# Instructions for the task
Pick out every line of the listing that contains the string "series", treating uppercase and lowercase letters as distinct, and copy each such line.

(Records from a collection)
──────

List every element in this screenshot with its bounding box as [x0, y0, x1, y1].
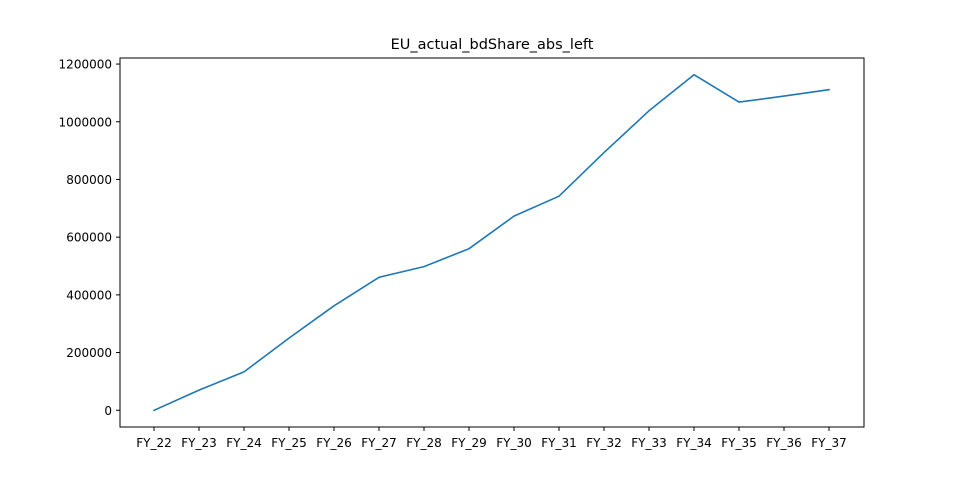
x-tick-label: FY_32	[586, 436, 622, 450]
x-tick-label: FY_29	[451, 436, 487, 450]
x-tick-label: FY_36	[766, 436, 802, 450]
x-tick-label: FY_31	[541, 436, 577, 450]
y-tick-label: 400000	[66, 288, 112, 302]
x-tick-label: FY_30	[496, 436, 532, 450]
x-tick-label: FY_23	[181, 436, 217, 450]
y-tick-label: 200000	[66, 346, 112, 360]
y-tick-label: 600000	[66, 231, 112, 245]
x-axis: FY_22 FY_23 FY_24 FY_25 FY_26 FY_27 FY_28 FY_29…	[136, 427, 847, 450]
x-tick-label: FY_35	[721, 436, 757, 450]
x-tick-label: FY_37	[811, 436, 847, 450]
x-tick-label: FY_34	[676, 436, 712, 450]
x-tick-label: FY_28	[406, 436, 442, 450]
y-tick-label: 0	[104, 404, 112, 418]
x-tick-label: FY_24	[226, 436, 262, 450]
y-axis: 0 200000 400000 600000 800000 1000000 1200000	[59, 58, 120, 418]
series-layer	[152, 73, 830, 412]
plot-frame	[119, 57, 865, 428]
y-tick-label: 800000	[66, 173, 112, 187]
x-tick-label: FY_27	[361, 436, 397, 450]
x-tick-label: FY_22	[136, 436, 172, 450]
chart-title: EU_actual_bdShare_abs_left	[391, 37, 594, 53]
x-tick-label: FY_26	[316, 436, 352, 450]
y-tick-label: 1200000	[59, 58, 112, 72]
y-tick-label: 1000000	[59, 115, 112, 129]
x-tick-label: FY_33	[631, 436, 667, 450]
x-tick-label: FY_25	[271, 436, 307, 450]
series-line	[152, 73, 830, 412]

──────

# Worked solution
series-layer	[152, 73, 830, 412]
series-line	[152, 73, 830, 412]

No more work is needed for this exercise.